[begin SUPPLIED RECORDS]

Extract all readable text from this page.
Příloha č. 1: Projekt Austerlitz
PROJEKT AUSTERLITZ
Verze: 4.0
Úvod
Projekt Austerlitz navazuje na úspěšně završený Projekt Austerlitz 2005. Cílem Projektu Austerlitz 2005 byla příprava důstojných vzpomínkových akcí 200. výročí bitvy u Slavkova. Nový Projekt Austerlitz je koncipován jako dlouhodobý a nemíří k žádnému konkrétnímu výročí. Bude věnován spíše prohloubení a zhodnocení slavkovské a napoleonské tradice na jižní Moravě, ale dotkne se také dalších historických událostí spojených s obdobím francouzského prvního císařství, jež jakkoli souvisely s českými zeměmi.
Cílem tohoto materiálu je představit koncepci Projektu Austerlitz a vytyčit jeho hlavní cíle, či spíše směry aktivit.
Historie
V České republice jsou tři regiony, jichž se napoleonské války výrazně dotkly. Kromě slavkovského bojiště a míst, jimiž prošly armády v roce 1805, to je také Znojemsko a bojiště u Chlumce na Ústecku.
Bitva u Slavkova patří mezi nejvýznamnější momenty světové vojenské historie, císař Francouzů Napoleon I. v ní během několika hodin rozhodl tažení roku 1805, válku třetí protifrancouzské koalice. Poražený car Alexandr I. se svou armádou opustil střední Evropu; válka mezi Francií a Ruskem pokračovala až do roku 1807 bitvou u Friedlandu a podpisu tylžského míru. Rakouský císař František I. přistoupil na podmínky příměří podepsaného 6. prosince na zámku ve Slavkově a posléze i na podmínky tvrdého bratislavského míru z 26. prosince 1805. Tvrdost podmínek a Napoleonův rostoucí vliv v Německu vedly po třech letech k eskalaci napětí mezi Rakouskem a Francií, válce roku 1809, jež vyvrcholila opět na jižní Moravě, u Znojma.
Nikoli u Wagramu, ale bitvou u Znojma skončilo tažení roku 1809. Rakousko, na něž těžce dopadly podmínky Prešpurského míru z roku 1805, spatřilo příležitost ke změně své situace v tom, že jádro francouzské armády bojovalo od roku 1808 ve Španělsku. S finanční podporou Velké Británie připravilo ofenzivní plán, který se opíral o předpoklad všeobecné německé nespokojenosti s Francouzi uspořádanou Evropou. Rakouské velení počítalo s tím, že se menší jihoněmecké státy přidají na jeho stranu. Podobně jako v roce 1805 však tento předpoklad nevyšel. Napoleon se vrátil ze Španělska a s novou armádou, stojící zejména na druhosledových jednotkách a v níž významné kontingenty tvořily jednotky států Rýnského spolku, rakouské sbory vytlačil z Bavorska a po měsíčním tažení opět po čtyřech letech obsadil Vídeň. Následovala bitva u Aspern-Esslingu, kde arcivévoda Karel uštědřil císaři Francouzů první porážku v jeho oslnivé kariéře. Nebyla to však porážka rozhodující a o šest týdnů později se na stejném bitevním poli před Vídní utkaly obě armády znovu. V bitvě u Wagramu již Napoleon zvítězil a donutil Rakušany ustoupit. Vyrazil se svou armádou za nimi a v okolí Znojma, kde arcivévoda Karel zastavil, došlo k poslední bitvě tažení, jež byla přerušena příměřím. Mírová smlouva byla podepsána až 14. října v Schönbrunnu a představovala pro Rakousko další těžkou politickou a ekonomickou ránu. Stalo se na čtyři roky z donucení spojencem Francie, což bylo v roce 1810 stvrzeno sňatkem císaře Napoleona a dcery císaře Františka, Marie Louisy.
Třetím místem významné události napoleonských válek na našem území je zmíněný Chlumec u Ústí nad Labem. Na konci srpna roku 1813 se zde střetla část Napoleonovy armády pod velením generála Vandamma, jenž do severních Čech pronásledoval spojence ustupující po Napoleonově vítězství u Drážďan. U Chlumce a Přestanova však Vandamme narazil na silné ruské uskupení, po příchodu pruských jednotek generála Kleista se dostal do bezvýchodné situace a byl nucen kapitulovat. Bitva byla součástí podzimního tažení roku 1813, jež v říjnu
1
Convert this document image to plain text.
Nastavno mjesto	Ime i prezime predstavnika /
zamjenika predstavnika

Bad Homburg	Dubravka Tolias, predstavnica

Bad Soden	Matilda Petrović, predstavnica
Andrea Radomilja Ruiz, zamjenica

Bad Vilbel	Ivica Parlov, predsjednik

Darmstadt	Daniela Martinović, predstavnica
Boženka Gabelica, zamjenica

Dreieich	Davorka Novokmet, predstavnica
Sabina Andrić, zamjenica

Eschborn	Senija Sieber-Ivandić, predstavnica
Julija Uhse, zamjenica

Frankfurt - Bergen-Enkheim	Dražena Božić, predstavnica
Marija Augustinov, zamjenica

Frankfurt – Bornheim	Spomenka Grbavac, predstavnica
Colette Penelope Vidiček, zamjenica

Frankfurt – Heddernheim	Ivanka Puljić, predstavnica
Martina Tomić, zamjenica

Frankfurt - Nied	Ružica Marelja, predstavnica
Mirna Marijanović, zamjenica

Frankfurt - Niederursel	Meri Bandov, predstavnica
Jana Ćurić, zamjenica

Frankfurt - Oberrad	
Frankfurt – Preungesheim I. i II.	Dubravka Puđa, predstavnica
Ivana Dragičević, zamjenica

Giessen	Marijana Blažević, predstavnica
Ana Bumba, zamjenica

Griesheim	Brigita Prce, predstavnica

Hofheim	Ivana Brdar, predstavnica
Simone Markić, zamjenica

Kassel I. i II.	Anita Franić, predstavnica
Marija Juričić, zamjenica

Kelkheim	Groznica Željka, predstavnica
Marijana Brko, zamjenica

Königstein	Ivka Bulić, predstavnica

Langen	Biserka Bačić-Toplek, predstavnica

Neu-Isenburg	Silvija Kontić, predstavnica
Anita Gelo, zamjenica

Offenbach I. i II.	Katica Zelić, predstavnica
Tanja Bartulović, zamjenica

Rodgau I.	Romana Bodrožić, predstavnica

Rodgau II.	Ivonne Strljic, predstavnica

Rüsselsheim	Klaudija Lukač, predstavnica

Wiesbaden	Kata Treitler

[end SUPPLIED RECORDS]

EXERCISE: Each record must be repeated exactly as it is.

TASK RESULT:
Extract all readable text from this page.
Příloha č. 1: Projekt Austerlitz
PROJEKT AUSTERLITZ
Verze: 4.0
Úvod
Projekt Austerlitz navazuje na úspěšně završený Projekt Austerlitz 2005. Cílem Projektu Austerlitz 2005 byla příprava důstojných vzpomínkových akcí 200. výročí bitvy u Slavkova. Nový Projekt Austerlitz je koncipován jako dlouhodobý a nemíří k žádnému konkrétnímu výročí. Bude věnován spíše prohloubení a zhodnocení slavkovské a napoleonské tradice na jižní Moravě, ale dotkne se také dalších historických událostí spojených s obdobím francouzského prvního císařství, jež jakkoli souvisely s českými zeměmi.
Cílem tohoto materiálu je představit koncepci Projektu Austerlitz a vytyčit jeho hlavní cíle, či spíše směry aktivit.
Historie
V České republice jsou tři regiony, jichž se napoleonské války výrazně dotkly. Kromě slavkovského bojiště a míst, jimiž prošly armády v roce 1805, to je také Znojemsko a bojiště u Chlumce na Ústecku.
Bitva u Slavkova patří mezi nejvýznamnější momenty světové vojenské historie, císař Francouzů Napoleon I. v ní během několika hodin rozhodl tažení roku 1805, válku třetí protifrancouzské koalice. Poražený car Alexandr I. se svou armádou opustil střední Evropu; válka mezi Francií a Ruskem pokračovala až do roku 1807 bitvou u Friedlandu a podpisu tylžského míru. Rakouský císař František I. přistoupil na podmínky příměří podepsaného 6. prosince na zámku ve Slavkově a posléze i na podmínky tvrdého bratislavského míru z 26. prosince 1805. Tvrdost podmínek a Napoleonův rostoucí vliv v Německu vedly po třech letech k eskalaci napětí mezi Rakouskem a Francií, válce roku 1809, jež vyvrcholila opět na jižní Moravě, u Znojma.
Nikoli u Wagramu, ale bitvou u Znojma skončilo tažení roku 1809. Rakousko, na něž těžce dopadly podmínky Prešpurského míru z roku 1805, spatřilo příležitost ke změně své situace v tom, že jádro francouzské armády bojovalo od roku 1808 ve Španělsku. S finanční podporou Velké Británie připravilo ofenzivní plán, který se opíral o předpoklad všeobecné německé nespokojenosti s Francouzi uspořádanou Evropou. Rakouské velení počítalo s tím, že se menší jihoněmecké státy přidají na jeho stranu. Podobně jako v roce 1805 však tento předpoklad nevyšel. Napoleon se vrátil ze Španělska a s novou armádou, stojící zejména na druhosledových jednotkách a v níž významné kontingenty tvořily jednotky států Rýnského spolku, rakouské sbory vytlačil z Bavorska a po měsíčním tažení opět po čtyřech letech obsadil Vídeň. Následovala bitva u Aspern-Esslingu, kde arcivévoda Karel uštědřil císaři Francouzů první porážku v jeho oslnivé kariéře. Nebyla to však porážka rozhodující a o šest týdnů později se na stejném bitevním poli před Vídní utkaly obě armády znovu. V bitvě u Wagramu již Napoleon zvítězil a donutil Rakušany ustoupit. Vyrazil se svou armádou za nimi a v okolí Znojma, kde arcivévoda Karel zastavil, došlo k poslední bitvě tažení, jež byla přerušena příměřím. Mírová smlouva byla podepsána až 14. října v Schönbrunnu a představovala pro Rakousko další těžkou politickou a ekonomickou ránu. Stalo se na čtyři roky z donucení spojencem Francie, což bylo v roce 1810 stvrzeno sňatkem císaře Napoleona a dcery císaře Františka, Marie Louisy.
Třetím místem významné události napoleonských válek na našem území je zmíněný Chlumec u Ústí nad Labem. Na konci srpna roku 1813 se zde střetla část Napoleonovy armády pod velením generála Vandamma, jenž do severních Čech pronásledoval spojence ustupující po Napoleonově vítězství u Drážďan. U Chlumce a Přestanova však Vandamme narazil na silné ruské uskupení, po příchodu pruských jednotek generála Kleista se dostal do bezvýchodné situace a byl nucen kapitulovat. Bitva byla součástí podzimního tažení roku 1813, jež v říjnu
1
Convert this document image to plain text.
Nastavno mjesto	Ime i prezime predstavnika /
zamjenika predstavnika

Bad Homburg	Dubravka Tolias, predstavnica

Bad Soden	Matilda Petrović, predstavnica
Andrea Radomilja Ruiz, zamjenica

Bad Vilbel	Ivica Parlov, predsjednik

Darmstadt	Daniela Martinović, predstavnica
Boženka Gabelica, zamjenica

Dreieich	Davorka Novokmet, predstavnica
Sabina Andrić, zamjenica

Eschborn	Senija Sieber-Ivandić, predstavnica
Julija Uhse, zamjenica

Frankfurt - Bergen-Enkheim	Dražena Božić, predstavnica
Marija Augustinov, zamjenica

Frankfurt – Bornheim	Spomenka Grbavac, predstavnica
Colette Penelope Vidiček, zamjenica

Frankfurt – Heddernheim	Ivanka Puljić, predstavnica
Martina Tomić, zamjenica

Frankfurt - Nied	Ružica Marelja, predstavnica
Mirna Marijanović, zamjenica

Frankfurt - Niederursel	Meri Bandov, predstavnica
Jana Ćurić, zamjenica

Frankfurt - Oberrad	
Frankfurt – Preungesheim I. i II.	Dubravka Puđa, predstavnica
Ivana Dragičević, zamjenica

Giessen	Marijana Blažević, predstavnica
Ana Bumba, zamjenica

Griesheim	Brigita Prce, predstavnica

Hofheim	Ivana Brdar, predstavnica
Simone Markić, zamjenica

Kassel I. i II.	Anita Franić, predstavnica
Marija Juričić, zamjenica

Kelkheim	Groznica Željka, predstavnica
Marijana Brko, zamjenica

Königstein	Ivka Bulić, predstavnica

Langen	Biserka Bačić-Toplek, predstavnica

Neu-Isenburg	Silvija Kontić, predstavnica
Anita Gelo, zamjenica

Offenbach I. i II.	Katica Zelić, predstavnica
Tanja Bartulović, zamjenica

Rodgau I.	Romana Bodrožić, predstavnica

Rodgau II.	Ivonne Strljic, predstavnica

Rüsselsheim	Klaudija Lukač, predstavnica

Wiesbaden	Kata Treitler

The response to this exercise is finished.